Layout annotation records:
▼

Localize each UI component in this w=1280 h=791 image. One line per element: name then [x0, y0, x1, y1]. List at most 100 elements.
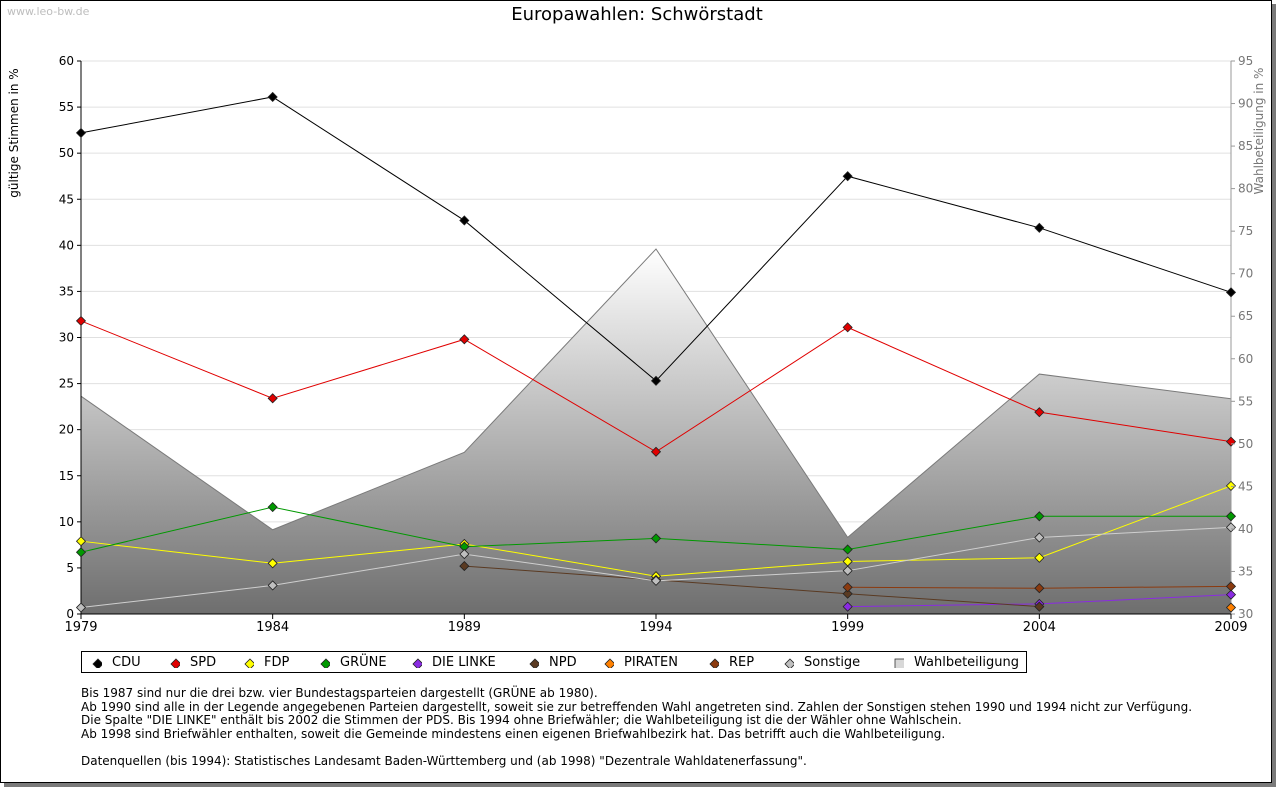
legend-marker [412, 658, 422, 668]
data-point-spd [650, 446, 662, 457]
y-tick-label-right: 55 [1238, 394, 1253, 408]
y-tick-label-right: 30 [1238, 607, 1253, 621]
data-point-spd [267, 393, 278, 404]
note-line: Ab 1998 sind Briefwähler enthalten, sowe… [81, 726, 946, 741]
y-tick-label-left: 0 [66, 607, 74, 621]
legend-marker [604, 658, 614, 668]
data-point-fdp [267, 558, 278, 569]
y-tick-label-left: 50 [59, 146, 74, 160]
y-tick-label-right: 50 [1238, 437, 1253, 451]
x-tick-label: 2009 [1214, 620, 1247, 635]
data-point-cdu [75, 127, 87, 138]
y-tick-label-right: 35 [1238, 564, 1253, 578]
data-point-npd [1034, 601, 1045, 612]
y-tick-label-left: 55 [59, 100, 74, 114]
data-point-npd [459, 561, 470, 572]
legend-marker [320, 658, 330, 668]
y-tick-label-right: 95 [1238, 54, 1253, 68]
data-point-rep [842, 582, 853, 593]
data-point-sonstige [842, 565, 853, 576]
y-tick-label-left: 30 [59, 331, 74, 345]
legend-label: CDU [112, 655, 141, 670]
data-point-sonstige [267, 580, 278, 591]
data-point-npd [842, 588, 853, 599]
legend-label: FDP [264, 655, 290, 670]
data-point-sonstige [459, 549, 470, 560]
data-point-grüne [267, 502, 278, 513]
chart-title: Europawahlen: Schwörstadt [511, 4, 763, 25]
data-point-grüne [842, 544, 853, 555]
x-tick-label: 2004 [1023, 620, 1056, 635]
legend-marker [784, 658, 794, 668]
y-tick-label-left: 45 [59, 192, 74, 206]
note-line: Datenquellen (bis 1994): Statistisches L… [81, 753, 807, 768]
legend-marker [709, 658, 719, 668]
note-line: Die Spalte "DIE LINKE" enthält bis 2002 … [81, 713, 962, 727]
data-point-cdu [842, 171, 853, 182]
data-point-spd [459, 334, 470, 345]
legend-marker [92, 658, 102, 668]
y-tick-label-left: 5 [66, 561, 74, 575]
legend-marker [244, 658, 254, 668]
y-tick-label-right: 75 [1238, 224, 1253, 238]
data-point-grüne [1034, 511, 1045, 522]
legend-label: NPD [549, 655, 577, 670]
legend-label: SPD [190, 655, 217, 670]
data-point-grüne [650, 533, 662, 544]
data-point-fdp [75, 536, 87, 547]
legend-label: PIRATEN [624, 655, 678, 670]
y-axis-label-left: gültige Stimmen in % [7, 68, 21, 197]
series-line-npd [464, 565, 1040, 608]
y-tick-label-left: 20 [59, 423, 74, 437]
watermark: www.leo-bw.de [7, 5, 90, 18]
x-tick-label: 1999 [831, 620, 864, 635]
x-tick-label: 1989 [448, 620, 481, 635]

▲

**Short problem**. Copy out, unchanged, the lines of the records from the line with "legend-marker [412, 658, 422, 668]" up to and including the line with "data-point-sonstige [459, 549, 470, 560]".

**Exercise output**.
legend-marker [412, 658, 422, 668]
data-point-spd [650, 446, 662, 457]
y-tick-label-right: 55 [1238, 394, 1253, 408]
y-tick-label-right: 30 [1238, 607, 1253, 621]
data-point-spd [267, 393, 278, 404]
note-line: Ab 1998 sind Briefwähler enthalten, sowe… [81, 726, 946, 741]
y-tick-label-left: 0 [66, 607, 74, 621]
legend-marker [604, 658, 614, 668]
data-point-fdp [267, 558, 278, 569]
y-tick-label-left: 50 [59, 146, 74, 160]
y-tick-label-right: 50 [1238, 437, 1253, 451]
x-tick-label: 2009 [1214, 620, 1247, 635]
data-point-cdu [75, 127, 87, 138]
y-tick-label-right: 35 [1238, 564, 1253, 578]
data-point-npd [1034, 601, 1045, 612]
y-tick-label-left: 55 [59, 100, 74, 114]
data-point-npd [459, 561, 470, 572]
legend-marker [320, 658, 330, 668]
y-tick-label-right: 95 [1238, 54, 1253, 68]
data-point-rep [842, 582, 853, 593]
data-point-sonstige [842, 565, 853, 576]
y-tick-label-left: 30 [59, 331, 74, 345]
legend-label: CDU [112, 655, 141, 670]
data-point-sonstige [267, 580, 278, 591]
data-point-npd [842, 588, 853, 599]
legend-label: FDP [264, 655, 290, 670]
data-point-sonstige [459, 549, 470, 560]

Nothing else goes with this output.